-- INPUT ROWS start --
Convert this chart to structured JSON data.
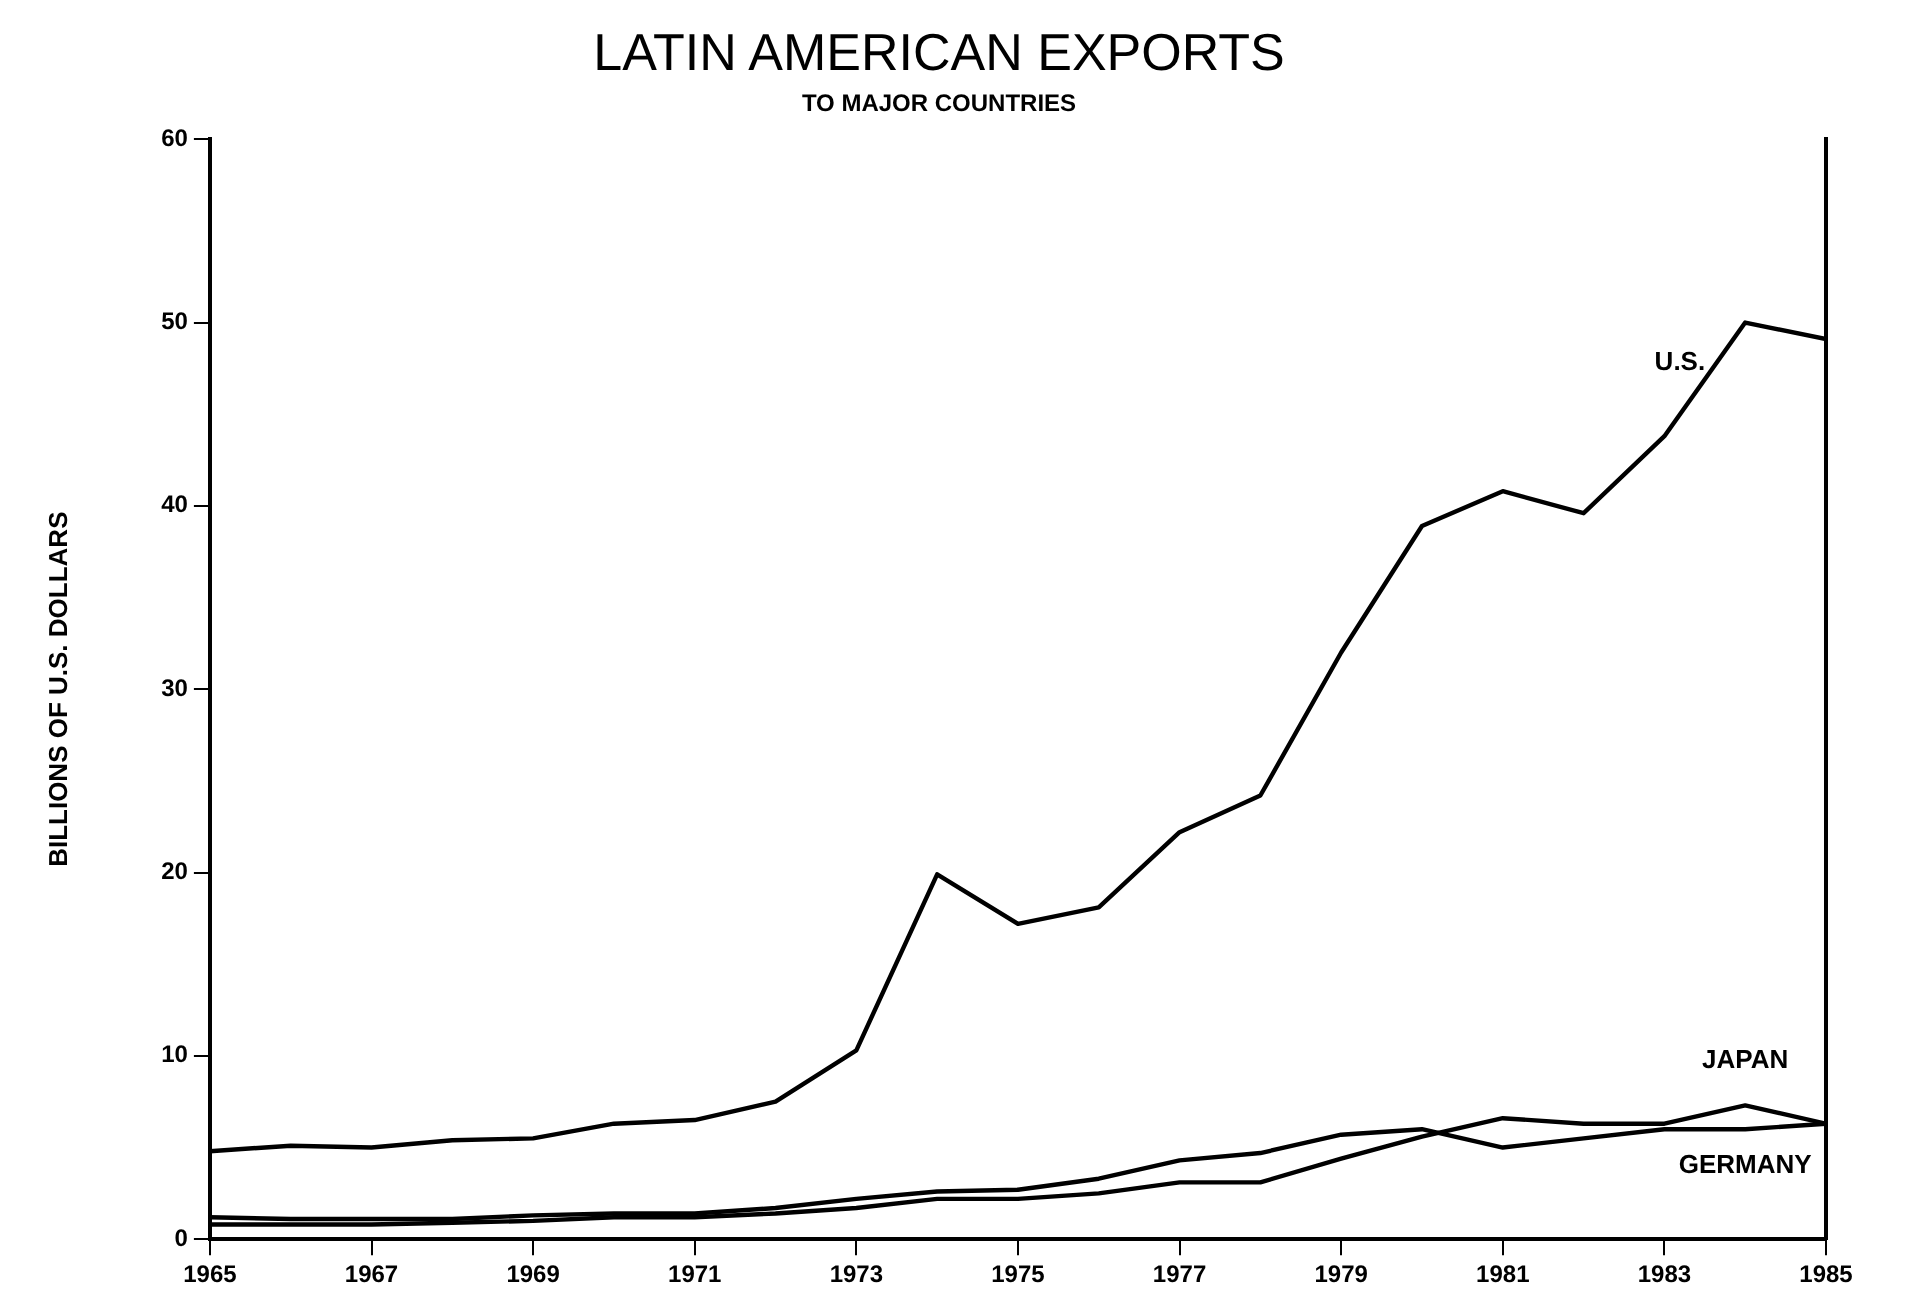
{
  "chart_data": {
    "type": "line",
    "title": "LATIN AMERICAN EXPORTS",
    "subtitle": "TO MAJOR COUNTRIES",
    "ylabel": "BILLIONS OF U.S. DOLLARS",
    "x": [
      1965,
      1966,
      1967,
      1968,
      1969,
      1970,
      1971,
      1972,
      1973,
      1974,
      1975,
      1976,
      1977,
      1978,
      1979,
      1980,
      1981,
      1982,
      1983,
      1984,
      1985
    ],
    "series": [
      {
        "name": "U.S.",
        "color": "#000000",
        "values": [
          4.8,
          5.1,
          5.0,
          5.4,
          5.5,
          6.3,
          6.5,
          7.5,
          10.3,
          19.9,
          17.2,
          18.1,
          22.2,
          24.2,
          32.0,
          38.9,
          40.8,
          39.6,
          43.8,
          50.0,
          49.1
        ]
      },
      {
        "name": "JAPAN",
        "color": "#000000",
        "values": [
          0.8,
          0.8,
          0.8,
          0.9,
          1.0,
          1.2,
          1.2,
          1.4,
          1.7,
          2.2,
          2.2,
          2.5,
          3.1,
          3.1,
          4.4,
          5.6,
          6.6,
          6.3,
          6.3,
          7.3,
          6.3
        ]
      },
      {
        "name": "GERMANY",
        "color": "#000000",
        "values": [
          1.2,
          1.1,
          1.1,
          1.1,
          1.3,
          1.4,
          1.4,
          1.7,
          2.2,
          2.6,
          2.7,
          3.3,
          4.3,
          4.7,
          5.7,
          6.0,
          5.0,
          5.5,
          6.0,
          6.0,
          6.3
        ]
      }
    ],
    "xlim": [
      1965,
      1985
    ],
    "xticks": [
      1965,
      1967,
      1969,
      1971,
      1973,
      1975,
      1977,
      1979,
      1981,
      1983,
      1985
    ],
    "ylim": [
      0,
      60
    ],
    "yticks": [
      0,
      10,
      20,
      30,
      40,
      50,
      60
    ],
    "grid": false,
    "legend": false,
    "marker": "none",
    "line_style": "solid"
  }
}
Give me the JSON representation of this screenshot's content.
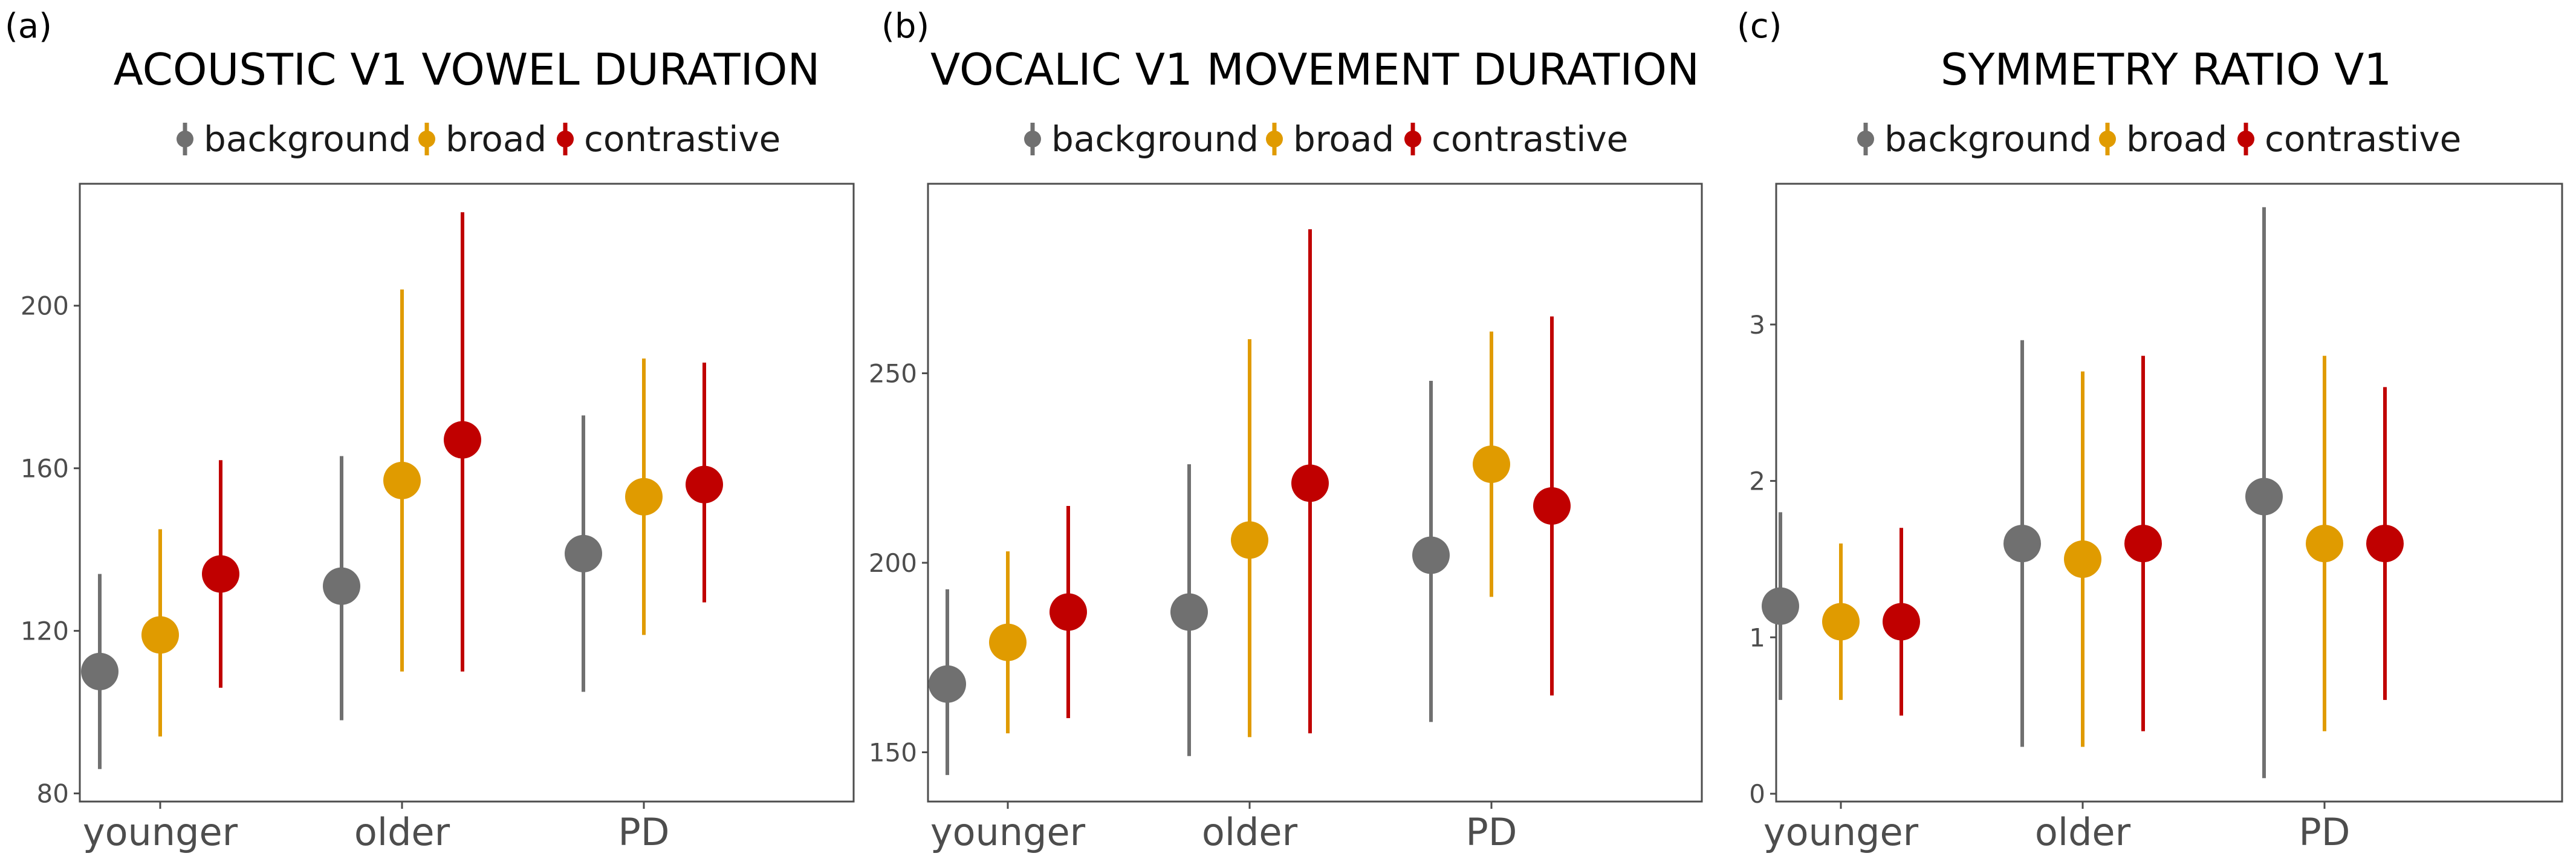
{
  "colors": {
    "background": "#707070",
    "broad": "#E09B00",
    "contrastive": "#C00000"
  },
  "chart_data": [
    {
      "panel_label": "(a)",
      "type": "scatter",
      "title": "ACOUSTIC V1 VOWEL DURATION",
      "categories": [
        "younger",
        "older",
        "PD"
      ],
      "ylim": [
        78,
        230
      ],
      "yticks": [
        "80",
        "120",
        "160",
        "200"
      ],
      "ytick_values": [
        80,
        120,
        160,
        200
      ],
      "legend_position": "top",
      "series": [
        {
          "name": "background",
          "values": [
            110,
            131,
            139
          ],
          "lower": [
            86,
            98,
            105
          ],
          "upper": [
            134,
            163,
            173
          ]
        },
        {
          "name": "broad",
          "values": [
            119,
            157,
            153
          ],
          "lower": [
            94,
            110,
            119
          ],
          "upper": [
            145,
            204,
            187
          ]
        },
        {
          "name": "contrastive",
          "values": [
            134,
            167,
            156
          ],
          "lower": [
            106,
            110,
            127
          ],
          "upper": [
            162,
            223,
            186
          ]
        }
      ]
    },
    {
      "panel_label": "(b)",
      "type": "scatter",
      "title": "VOCALIC V1 MOVEMENT DURATION",
      "categories": [
        "younger",
        "older",
        "PD"
      ],
      "ylim": [
        137,
        300
      ],
      "yticks": [
        "150",
        "200",
        "250"
      ],
      "ytick_values": [
        150,
        200,
        250
      ],
      "legend_position": "top",
      "series": [
        {
          "name": "background",
          "values": [
            168,
            187,
            202
          ],
          "lower": [
            144,
            149,
            158
          ],
          "upper": [
            193,
            226,
            248
          ]
        },
        {
          "name": "broad",
          "values": [
            179,
            206,
            226
          ],
          "lower": [
            155,
            154,
            191
          ],
          "upper": [
            203,
            259,
            261
          ]
        },
        {
          "name": "contrastive",
          "values": [
            187,
            221,
            215
          ],
          "lower": [
            159,
            155,
            165
          ],
          "upper": [
            215,
            288,
            265
          ]
        }
      ]
    },
    {
      "panel_label": "(c)",
      "type": "scatter",
      "title": "SYMMETRY RATIO V1",
      "categories": [
        "younger",
        "older",
        "PD"
      ],
      "ylim": [
        -0.05,
        3.9
      ],
      "yticks": [
        "0",
        "1",
        "2",
        "3"
      ],
      "ytick_values": [
        0,
        1,
        2,
        3
      ],
      "legend_position": "top",
      "series": [
        {
          "name": "background",
          "values": [
            1.2,
            1.6,
            1.9
          ],
          "lower": [
            0.6,
            0.3,
            0.1
          ],
          "upper": [
            1.8,
            2.9,
            3.75
          ]
        },
        {
          "name": "broad",
          "values": [
            1.1,
            1.5,
            1.6
          ],
          "lower": [
            0.6,
            0.3,
            0.4
          ],
          "upper": [
            1.6,
            2.7,
            2.8
          ]
        },
        {
          "name": "contrastive",
          "values": [
            1.1,
            1.6,
            1.6
          ],
          "lower": [
            0.5,
            0.4,
            0.6
          ],
          "upper": [
            1.7,
            2.8,
            2.6
          ]
        }
      ]
    }
  ]
}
-- INPUT ROWS end --
• [EXERCISE BRIEF]: State the number of lines that contain the string "JSON", with no other words.

• [RESULT OF THIS TASK]: 2